▶ Data entries:
※ ※ ※

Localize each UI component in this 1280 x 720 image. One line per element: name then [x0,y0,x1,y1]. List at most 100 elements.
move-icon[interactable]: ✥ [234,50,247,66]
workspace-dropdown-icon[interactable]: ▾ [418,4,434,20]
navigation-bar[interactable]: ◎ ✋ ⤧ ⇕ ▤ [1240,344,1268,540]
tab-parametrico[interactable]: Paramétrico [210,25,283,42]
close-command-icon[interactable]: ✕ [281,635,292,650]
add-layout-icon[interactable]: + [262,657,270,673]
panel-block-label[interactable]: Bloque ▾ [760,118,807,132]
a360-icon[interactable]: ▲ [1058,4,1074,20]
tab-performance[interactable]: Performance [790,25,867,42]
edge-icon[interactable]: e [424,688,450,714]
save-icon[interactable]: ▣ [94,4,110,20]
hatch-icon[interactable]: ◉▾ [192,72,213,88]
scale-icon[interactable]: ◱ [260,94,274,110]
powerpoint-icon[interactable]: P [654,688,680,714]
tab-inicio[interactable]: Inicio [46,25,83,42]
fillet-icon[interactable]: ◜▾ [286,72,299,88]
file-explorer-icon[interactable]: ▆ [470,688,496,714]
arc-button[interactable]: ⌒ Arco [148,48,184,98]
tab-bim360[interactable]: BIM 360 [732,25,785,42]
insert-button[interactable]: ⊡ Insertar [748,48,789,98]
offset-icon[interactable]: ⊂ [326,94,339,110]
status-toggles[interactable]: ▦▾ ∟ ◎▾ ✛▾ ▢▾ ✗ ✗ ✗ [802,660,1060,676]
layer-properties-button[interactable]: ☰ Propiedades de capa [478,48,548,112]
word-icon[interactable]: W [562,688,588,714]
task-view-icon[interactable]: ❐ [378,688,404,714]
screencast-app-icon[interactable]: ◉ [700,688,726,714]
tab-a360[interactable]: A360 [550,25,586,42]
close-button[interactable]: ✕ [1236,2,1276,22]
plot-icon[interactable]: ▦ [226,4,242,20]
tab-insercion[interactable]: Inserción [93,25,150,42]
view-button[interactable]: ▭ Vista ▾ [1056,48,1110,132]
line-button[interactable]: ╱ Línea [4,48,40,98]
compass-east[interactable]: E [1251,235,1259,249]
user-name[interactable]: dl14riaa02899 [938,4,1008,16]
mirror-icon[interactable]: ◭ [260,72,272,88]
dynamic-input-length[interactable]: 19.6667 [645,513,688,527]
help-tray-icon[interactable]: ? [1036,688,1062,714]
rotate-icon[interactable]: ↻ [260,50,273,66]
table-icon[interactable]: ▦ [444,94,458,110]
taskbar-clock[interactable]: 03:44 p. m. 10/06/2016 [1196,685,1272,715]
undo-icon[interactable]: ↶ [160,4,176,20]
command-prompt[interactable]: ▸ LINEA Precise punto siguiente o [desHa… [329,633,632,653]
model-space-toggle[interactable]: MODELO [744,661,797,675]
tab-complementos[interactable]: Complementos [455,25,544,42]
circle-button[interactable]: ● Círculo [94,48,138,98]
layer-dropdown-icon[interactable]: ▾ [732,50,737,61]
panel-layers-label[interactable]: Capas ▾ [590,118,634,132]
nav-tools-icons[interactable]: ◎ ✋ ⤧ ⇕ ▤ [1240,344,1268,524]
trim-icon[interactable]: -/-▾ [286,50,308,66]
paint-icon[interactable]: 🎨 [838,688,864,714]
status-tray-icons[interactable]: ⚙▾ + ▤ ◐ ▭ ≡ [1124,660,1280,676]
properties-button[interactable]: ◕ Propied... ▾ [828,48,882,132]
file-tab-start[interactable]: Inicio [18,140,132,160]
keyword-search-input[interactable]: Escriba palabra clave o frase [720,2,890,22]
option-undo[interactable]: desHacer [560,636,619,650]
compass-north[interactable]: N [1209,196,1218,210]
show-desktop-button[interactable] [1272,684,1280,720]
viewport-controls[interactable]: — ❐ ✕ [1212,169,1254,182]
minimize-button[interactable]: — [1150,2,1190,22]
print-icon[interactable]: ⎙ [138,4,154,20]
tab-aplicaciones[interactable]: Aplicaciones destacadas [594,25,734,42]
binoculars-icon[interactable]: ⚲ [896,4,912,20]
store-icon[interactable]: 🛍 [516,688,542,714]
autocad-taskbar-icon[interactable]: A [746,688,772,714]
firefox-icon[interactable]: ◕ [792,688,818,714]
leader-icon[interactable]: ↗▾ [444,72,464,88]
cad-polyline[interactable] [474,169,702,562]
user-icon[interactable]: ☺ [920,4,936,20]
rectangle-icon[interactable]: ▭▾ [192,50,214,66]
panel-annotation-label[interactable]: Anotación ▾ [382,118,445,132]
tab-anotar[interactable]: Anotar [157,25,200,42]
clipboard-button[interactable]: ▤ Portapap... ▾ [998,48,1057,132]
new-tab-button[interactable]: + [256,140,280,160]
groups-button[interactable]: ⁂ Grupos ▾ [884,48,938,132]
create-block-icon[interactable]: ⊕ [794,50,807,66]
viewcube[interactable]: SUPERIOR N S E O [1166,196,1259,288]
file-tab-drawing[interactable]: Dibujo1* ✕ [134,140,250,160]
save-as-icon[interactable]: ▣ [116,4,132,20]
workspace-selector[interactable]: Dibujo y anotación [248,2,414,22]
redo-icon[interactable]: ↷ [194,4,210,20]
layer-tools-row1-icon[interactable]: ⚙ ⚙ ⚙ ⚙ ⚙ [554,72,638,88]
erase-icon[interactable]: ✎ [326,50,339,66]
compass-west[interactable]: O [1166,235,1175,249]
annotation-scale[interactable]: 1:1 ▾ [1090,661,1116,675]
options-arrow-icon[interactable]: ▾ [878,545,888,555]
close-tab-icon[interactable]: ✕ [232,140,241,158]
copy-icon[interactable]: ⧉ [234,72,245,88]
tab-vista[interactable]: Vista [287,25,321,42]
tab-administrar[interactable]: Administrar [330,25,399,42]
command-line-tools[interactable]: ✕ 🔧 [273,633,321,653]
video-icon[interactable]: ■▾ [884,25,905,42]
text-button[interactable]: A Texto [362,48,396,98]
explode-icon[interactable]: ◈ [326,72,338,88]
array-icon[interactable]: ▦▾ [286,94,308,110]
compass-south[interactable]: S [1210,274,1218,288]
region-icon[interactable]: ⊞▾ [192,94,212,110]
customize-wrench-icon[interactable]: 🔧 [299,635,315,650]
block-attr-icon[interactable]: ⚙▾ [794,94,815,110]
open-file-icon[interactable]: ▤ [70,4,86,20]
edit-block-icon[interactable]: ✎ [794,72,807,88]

※ ※ ※

Retype everything from the start of the entries down to the line containing "view-button[interactable]: ▭ Vista", with both of those lines included, exactly as they appear.

▶ Exercise output:
Localize each UI component in this 1280 x 720 image. One line per element: name then [x0,y0,x1,y1]. List at most 100 elements.
move-icon[interactable]: ✥ [234,50,247,66]
workspace-dropdown-icon[interactable]: ▾ [418,4,434,20]
navigation-bar[interactable]: ◎ ✋ ⤧ ⇕ ▤ [1240,344,1268,540]
tab-parametrico[interactable]: Paramétrico [210,25,283,42]
close-command-icon[interactable]: ✕ [281,635,292,650]
add-layout-icon[interactable]: + [262,657,270,673]
panel-block-label[interactable]: Bloque ▾ [760,118,807,132]
a360-icon[interactable]: ▲ [1058,4,1074,20]
tab-performance[interactable]: Performance [790,25,867,42]
edge-icon[interactable]: e [424,688,450,714]
save-icon[interactable]: ▣ [94,4,110,20]
hatch-icon[interactable]: ◉▾ [192,72,213,88]
scale-icon[interactable]: ◱ [260,94,274,110]
powerpoint-icon[interactable]: P [654,688,680,714]
tab-inicio[interactable]: Inicio [46,25,83,42]
fillet-icon[interactable]: ◜▾ [286,72,299,88]
file-explorer-icon[interactable]: ▆ [470,688,496,714]
arc-button[interactable]: ⌒ Arco [148,48,184,98]
tab-bim360[interactable]: BIM 360 [732,25,785,42]
insert-button[interactable]: ⊡ Insertar [748,48,789,98]
offset-icon[interactable]: ⊂ [326,94,339,110]
status-toggles[interactable]: ▦▾ ∟ ◎▾ ✛▾ ▢▾ ✗ ✗ ✗ [802,660,1060,676]
layer-properties-button[interactable]: ☰ Propiedades de capa [478,48,548,112]
word-icon[interactable]: W [562,688,588,714]
task-view-icon[interactable]: ❐ [378,688,404,714]
screencast-app-icon[interactable]: ◉ [700,688,726,714]
tab-a360[interactable]: A360 [550,25,586,42]
close-button[interactable]: ✕ [1236,2,1276,22]
plot-icon[interactable]: ▦ [226,4,242,20]
tab-insercion[interactable]: Inserción [93,25,150,42]
view-button[interactable]: ▭ Vista ▾ [1056,48,1110,132]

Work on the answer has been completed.